Task objective. Each line in the entries below that holds the string "yoshlar" is to be listed.

Stored items from a collection.
────
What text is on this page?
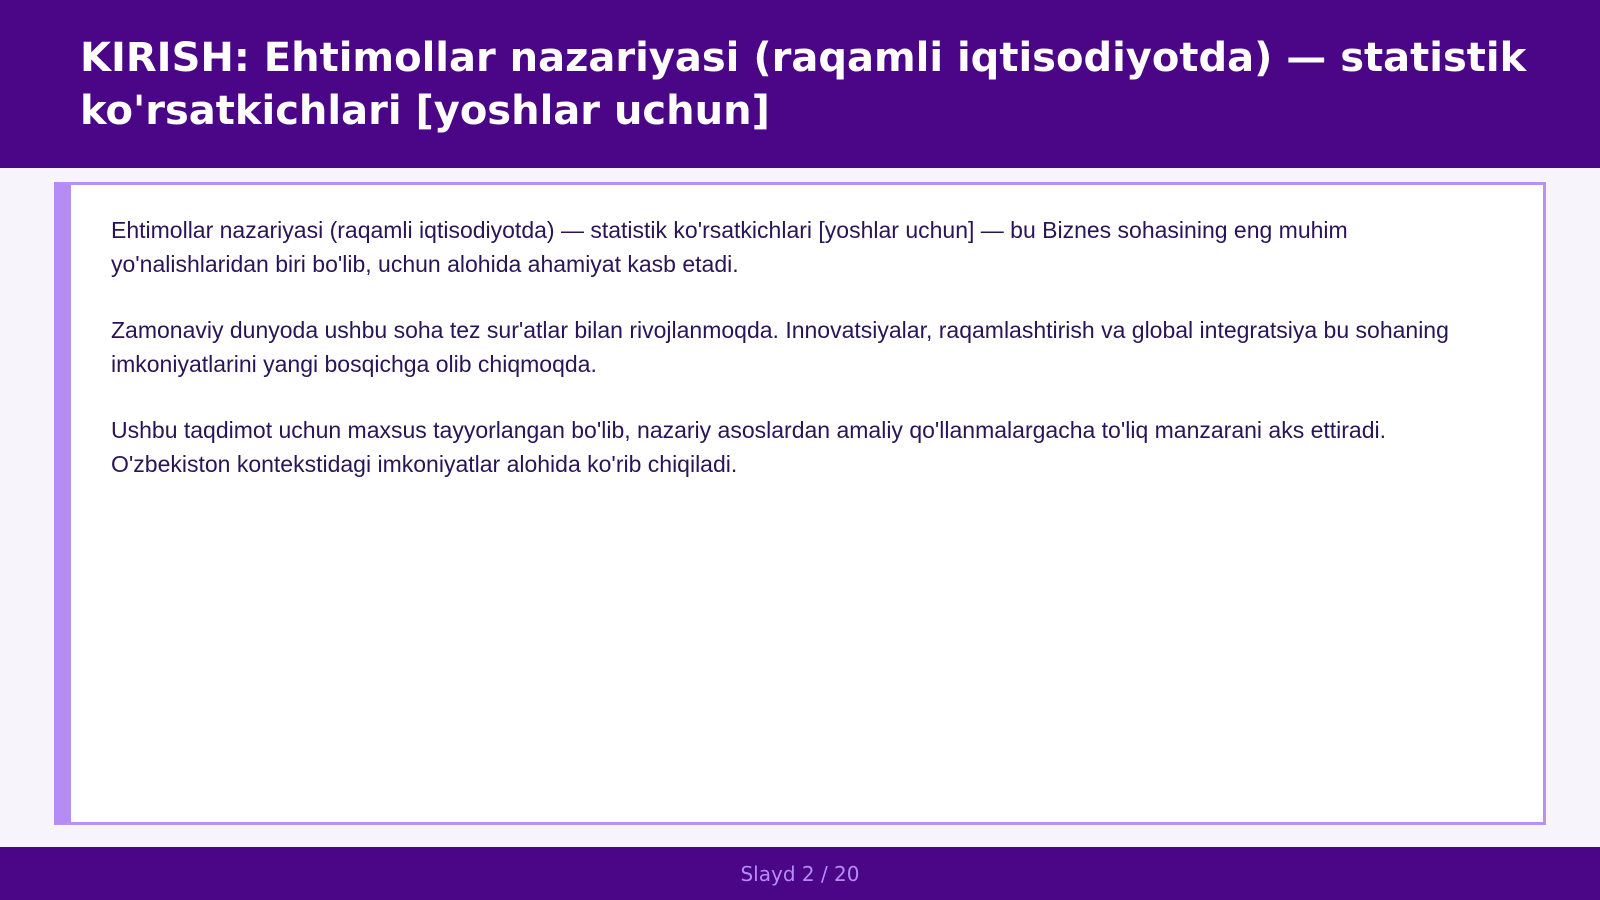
KIRISH: Ehtimollar nazariyasi (raqamli iqtisodiyotda) — statistik ko'rsatkichlari [yoshlar uchun]

Ehtimollar nazariyasi (raqamli iqtisodiyotda) — statistik ko'rsatkichlari [yoshlar uchun] — bu Biznes sohasining eng muhim yo'nalishlaridan biri bo'lib, uchun alohida ahamiyat kasb etadi.

Zamonaviy dunyoda ushbu soha tez sur'atlar bilan rivojlanmoqda. Innovatsiyalar, raqamlashtirish va global integratsiya bu sohaning imkoniyatlarini yangi bosqichga olib chiqmoqda.

Ushbu taqdimot uchun maxsus tayyorlangan bo'lib, nazariy asoslardan amaliy qo'llanmalargacha to'liq manzarani aks ettiradi. O'zbekiston kontekstidagi imkoniyatlar alohida ko'rib chiqiladi.

Slayd 2 / 20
────
Finished answer.
KIRISH: Ehtimollar nazariyasi (raqamli iqtisodiyotda) — statistik ko'rsatkichlari [yoshlar uchun]
Ehtimollar nazariyasi (raqamli iqtisodiyotda) — statistik ko'rsatkichlari [yoshlar uchun] — bu Biznes sohasining eng muhim yo'nalishlaridan biri bo'lib, uchun alohida ahamiyat kasb etadi.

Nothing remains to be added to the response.